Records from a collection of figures
(begin)

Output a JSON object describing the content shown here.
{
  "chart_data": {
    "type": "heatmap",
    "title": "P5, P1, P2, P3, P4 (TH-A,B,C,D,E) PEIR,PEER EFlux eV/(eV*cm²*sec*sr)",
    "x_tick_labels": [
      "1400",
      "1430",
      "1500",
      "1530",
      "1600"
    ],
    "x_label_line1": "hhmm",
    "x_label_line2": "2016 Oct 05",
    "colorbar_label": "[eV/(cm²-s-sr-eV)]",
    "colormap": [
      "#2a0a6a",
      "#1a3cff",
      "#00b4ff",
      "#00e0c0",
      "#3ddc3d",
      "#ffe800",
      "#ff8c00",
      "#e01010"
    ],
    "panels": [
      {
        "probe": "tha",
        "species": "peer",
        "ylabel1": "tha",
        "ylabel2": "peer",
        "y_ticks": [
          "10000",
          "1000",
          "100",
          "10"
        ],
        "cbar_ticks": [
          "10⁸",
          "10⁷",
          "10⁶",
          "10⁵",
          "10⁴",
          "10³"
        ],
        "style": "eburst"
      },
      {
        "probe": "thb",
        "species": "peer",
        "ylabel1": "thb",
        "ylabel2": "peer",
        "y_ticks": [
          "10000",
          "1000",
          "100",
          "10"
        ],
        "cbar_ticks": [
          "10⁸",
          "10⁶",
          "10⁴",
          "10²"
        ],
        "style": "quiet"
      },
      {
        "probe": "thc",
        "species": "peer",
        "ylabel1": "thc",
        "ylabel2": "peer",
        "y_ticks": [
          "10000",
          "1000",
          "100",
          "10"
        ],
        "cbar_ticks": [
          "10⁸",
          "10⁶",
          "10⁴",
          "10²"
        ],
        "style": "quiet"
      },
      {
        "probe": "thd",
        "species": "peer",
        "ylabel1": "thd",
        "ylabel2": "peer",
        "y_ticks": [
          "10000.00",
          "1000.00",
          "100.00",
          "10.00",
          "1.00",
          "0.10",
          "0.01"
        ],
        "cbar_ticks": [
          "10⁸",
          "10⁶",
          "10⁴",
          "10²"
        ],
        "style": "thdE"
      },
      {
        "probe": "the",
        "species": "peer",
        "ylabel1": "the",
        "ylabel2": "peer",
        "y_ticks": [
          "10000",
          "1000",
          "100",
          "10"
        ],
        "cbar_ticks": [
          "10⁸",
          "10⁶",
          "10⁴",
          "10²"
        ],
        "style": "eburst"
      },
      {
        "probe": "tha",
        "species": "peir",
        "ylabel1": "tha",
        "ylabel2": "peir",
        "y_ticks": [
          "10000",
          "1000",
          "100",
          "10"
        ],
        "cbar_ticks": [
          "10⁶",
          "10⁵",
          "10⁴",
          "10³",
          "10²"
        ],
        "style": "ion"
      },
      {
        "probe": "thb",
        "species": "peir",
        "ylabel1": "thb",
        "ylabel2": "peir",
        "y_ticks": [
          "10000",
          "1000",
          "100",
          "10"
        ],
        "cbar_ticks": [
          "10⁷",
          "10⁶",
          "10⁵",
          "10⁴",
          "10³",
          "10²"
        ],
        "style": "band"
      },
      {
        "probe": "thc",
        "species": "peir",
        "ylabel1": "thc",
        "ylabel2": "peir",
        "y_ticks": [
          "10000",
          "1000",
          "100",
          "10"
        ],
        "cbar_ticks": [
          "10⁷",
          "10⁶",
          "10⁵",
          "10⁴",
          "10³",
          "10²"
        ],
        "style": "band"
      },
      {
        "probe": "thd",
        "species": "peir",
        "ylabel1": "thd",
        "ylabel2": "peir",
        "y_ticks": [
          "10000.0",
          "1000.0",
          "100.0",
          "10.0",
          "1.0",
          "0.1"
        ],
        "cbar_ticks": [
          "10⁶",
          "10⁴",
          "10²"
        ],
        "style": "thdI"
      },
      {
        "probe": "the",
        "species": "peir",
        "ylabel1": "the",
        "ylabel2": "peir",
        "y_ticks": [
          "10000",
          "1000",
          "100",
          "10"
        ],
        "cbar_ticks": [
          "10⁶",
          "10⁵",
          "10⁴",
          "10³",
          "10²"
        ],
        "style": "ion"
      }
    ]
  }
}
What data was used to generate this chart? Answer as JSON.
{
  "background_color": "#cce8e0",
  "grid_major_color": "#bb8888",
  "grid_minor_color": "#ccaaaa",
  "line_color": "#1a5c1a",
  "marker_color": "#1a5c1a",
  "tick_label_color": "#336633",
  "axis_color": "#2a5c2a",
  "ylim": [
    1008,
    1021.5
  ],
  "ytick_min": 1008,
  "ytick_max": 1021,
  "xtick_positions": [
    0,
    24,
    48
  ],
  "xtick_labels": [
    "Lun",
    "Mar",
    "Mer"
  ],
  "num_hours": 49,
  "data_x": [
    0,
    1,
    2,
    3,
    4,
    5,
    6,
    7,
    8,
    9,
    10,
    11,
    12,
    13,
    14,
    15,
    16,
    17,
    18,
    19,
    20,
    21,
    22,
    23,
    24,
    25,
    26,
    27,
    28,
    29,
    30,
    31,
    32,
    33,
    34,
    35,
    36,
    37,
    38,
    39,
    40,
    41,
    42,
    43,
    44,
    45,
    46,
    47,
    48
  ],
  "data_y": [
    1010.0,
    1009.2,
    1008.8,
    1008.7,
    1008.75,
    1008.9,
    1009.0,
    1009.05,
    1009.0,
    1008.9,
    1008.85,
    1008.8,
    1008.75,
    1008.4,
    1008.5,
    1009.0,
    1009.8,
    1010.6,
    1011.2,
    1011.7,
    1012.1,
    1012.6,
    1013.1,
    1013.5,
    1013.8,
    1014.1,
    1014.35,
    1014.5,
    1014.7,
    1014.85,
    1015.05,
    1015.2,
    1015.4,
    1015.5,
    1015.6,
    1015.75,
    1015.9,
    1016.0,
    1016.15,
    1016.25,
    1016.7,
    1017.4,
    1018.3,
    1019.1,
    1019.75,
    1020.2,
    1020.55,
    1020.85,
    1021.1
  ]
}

(end)

> **GOAL**: Check each line of the records above for the word "JSON", then give the number of lines that have it, with no other words.

> **RESULT FOR THIS TASK**: 2